- [THE TASK] Render the rows as a JSON list of strings, one string per line and with blank lines omitted, beginning at the first line of the rows and continuing through the line that contains "hex-cell — [487, 761, 549, 823]".

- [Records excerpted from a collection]
►

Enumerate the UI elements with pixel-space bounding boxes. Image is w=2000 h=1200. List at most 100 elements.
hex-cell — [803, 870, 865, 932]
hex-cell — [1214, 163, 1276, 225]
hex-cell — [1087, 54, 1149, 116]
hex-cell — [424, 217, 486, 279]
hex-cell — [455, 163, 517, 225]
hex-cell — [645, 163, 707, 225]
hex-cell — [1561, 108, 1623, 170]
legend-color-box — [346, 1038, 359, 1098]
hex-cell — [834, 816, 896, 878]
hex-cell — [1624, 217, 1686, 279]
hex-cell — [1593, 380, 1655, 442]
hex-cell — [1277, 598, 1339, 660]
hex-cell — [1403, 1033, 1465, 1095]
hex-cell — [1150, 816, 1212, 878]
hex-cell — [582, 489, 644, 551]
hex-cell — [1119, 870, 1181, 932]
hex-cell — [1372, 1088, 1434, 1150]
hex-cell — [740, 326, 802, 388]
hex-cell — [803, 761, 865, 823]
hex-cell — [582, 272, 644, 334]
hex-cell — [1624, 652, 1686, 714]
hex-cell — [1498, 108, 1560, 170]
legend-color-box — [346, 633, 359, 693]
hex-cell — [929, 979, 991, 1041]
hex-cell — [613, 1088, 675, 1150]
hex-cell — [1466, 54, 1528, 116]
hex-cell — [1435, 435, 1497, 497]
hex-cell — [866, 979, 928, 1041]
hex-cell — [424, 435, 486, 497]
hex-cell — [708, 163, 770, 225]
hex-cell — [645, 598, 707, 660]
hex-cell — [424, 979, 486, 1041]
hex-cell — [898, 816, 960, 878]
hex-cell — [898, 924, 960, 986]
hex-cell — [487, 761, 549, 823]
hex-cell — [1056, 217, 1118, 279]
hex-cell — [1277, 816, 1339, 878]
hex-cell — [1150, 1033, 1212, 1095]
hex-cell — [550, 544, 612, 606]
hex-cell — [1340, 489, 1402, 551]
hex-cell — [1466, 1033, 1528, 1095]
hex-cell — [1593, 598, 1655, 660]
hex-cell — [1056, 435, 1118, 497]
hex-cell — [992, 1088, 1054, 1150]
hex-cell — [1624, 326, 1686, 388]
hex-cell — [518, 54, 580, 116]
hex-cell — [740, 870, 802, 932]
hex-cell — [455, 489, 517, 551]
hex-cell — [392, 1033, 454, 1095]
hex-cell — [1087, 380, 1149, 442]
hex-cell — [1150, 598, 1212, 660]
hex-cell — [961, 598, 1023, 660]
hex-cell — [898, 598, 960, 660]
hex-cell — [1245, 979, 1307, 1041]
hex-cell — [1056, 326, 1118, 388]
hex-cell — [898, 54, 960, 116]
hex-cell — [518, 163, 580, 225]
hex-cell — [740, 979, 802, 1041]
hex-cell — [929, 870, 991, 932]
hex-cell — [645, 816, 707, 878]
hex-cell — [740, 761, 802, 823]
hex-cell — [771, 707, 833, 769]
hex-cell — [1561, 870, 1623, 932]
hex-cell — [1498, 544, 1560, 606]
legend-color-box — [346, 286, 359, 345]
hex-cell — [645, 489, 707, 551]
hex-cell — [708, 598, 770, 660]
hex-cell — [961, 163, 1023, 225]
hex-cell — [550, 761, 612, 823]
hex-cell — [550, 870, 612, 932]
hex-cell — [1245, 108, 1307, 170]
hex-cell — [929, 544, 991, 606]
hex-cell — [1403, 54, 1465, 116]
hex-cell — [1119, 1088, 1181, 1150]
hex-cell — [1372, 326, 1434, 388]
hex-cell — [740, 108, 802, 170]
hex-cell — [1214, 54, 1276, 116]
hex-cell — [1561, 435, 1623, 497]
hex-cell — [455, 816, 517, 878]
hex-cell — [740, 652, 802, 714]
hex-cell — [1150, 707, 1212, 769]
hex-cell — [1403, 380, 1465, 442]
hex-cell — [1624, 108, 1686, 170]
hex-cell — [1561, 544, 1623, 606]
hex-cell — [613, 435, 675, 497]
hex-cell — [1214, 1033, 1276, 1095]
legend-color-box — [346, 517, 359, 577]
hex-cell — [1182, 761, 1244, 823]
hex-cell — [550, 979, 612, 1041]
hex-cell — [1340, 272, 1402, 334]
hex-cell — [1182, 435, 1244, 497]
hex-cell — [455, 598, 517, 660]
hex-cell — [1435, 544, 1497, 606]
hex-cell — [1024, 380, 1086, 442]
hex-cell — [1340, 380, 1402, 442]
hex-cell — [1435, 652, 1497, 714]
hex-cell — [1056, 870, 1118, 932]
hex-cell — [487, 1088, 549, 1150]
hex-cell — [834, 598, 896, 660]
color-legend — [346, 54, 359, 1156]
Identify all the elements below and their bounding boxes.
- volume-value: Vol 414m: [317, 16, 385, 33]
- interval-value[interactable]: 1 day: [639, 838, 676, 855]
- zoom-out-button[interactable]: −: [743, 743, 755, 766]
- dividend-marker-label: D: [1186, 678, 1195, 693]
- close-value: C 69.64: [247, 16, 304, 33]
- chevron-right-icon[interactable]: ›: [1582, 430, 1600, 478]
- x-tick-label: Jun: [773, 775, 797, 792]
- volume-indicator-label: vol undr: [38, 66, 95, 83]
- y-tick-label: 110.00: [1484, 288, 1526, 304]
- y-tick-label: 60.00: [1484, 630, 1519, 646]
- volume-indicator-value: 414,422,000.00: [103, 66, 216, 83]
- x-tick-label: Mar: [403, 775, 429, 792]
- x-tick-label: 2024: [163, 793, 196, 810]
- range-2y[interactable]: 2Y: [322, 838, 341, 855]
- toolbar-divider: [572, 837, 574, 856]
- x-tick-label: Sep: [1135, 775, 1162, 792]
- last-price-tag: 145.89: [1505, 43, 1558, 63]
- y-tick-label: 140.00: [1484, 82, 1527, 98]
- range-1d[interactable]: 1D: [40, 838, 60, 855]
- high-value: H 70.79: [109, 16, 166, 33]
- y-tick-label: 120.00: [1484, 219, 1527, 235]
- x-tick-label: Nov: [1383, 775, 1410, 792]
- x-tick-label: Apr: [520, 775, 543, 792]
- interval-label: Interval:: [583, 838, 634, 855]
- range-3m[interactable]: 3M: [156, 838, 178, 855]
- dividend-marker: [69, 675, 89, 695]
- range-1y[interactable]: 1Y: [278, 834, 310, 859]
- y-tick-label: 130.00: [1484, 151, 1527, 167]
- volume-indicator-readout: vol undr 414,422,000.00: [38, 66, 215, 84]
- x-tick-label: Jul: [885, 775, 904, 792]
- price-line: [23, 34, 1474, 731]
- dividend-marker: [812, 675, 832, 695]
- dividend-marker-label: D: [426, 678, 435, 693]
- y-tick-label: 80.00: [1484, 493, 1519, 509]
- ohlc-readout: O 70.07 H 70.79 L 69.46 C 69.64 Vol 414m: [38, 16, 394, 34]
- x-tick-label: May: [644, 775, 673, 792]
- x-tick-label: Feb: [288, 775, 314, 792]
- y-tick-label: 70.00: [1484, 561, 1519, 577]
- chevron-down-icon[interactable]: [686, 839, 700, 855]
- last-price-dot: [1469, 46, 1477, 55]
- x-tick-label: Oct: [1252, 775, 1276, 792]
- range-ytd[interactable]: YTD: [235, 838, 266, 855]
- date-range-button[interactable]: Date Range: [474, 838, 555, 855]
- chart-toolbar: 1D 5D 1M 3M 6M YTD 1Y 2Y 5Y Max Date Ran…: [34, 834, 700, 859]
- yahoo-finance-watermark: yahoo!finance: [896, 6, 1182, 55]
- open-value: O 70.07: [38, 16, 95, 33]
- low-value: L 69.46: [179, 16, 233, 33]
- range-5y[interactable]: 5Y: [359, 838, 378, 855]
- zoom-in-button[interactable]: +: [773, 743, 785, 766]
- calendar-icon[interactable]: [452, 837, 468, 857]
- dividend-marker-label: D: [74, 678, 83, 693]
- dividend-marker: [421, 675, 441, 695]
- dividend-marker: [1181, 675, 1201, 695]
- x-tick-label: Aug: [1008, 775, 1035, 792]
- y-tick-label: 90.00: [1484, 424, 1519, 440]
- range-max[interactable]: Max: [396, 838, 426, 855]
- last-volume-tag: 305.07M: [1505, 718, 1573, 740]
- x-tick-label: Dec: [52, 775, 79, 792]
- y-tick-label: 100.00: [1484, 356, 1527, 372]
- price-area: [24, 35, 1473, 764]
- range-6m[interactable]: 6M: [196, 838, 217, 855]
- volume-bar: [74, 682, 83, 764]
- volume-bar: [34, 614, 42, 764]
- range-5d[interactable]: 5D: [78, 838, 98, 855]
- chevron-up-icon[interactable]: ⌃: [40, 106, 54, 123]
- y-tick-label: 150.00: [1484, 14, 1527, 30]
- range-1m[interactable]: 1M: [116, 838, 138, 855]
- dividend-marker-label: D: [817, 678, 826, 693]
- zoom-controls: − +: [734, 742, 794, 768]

◄

- [EXERCISE RESPONSE]
[
  "Enumerate the UI elements with pixel-space bounding boxes. Image is w=2000 h=1200. List at most 100 elements.",
  "hex-cell — [803, 870, 865, 932]",
  "hex-cell — [1214, 163, 1276, 225]",
  "hex-cell — [1087, 54, 1149, 116]",
  "hex-cell — [424, 217, 486, 279]",
  "hex-cell — [455, 163, 517, 225]",
  "hex-cell — [645, 163, 707, 225]",
  "hex-cell — [1561, 108, 1623, 170]",
  "legend-color-box — [346, 1038, 359, 1098]",
  "hex-cell — [834, 816, 896, 878]",
  "hex-cell — [1624, 217, 1686, 279]",
  "hex-cell — [1593, 380, 1655, 442]",
  "hex-cell — [1277, 598, 1339, 660]",
  "hex-cell — [1403, 1033, 1465, 1095]",
  "hex-cell — [1150, 816, 1212, 878]",
  "hex-cell — [582, 489, 644, 551]",
  "hex-cell — [1119, 870, 1181, 932]",
  "hex-cell — [1372, 1088, 1434, 1150]",
  "hex-cell — [740, 326, 802, 388]",
  "hex-cell — [803, 761, 865, 823]",
  "hex-cell — [582, 272, 644, 334]",
  "hex-cell — [1624, 652, 1686, 714]",
  "hex-cell — [1498, 108, 1560, 170]",
  "legend-color-box — [346, 633, 359, 693]",
  "hex-cell — [929, 979, 991, 1041]",
  "hex-cell — [613, 1088, 675, 1150]",
  "hex-cell — [1466, 54, 1528, 116]",
  "hex-cell — [1435, 435, 1497, 497]",
  "hex-cell — [866, 979, 928, 1041]",
  "hex-cell — [424, 435, 486, 497]",
  "hex-cell — [708, 163, 770, 225]",
  "hex-cell — [645, 598, 707, 660]",
  "hex-cell — [424, 979, 486, 1041]",
  "hex-cell — [898, 816, 960, 878]",
  "hex-cell — [898, 924, 960, 986]",
  "hex-cell — [487, 761, 549, 823]"
]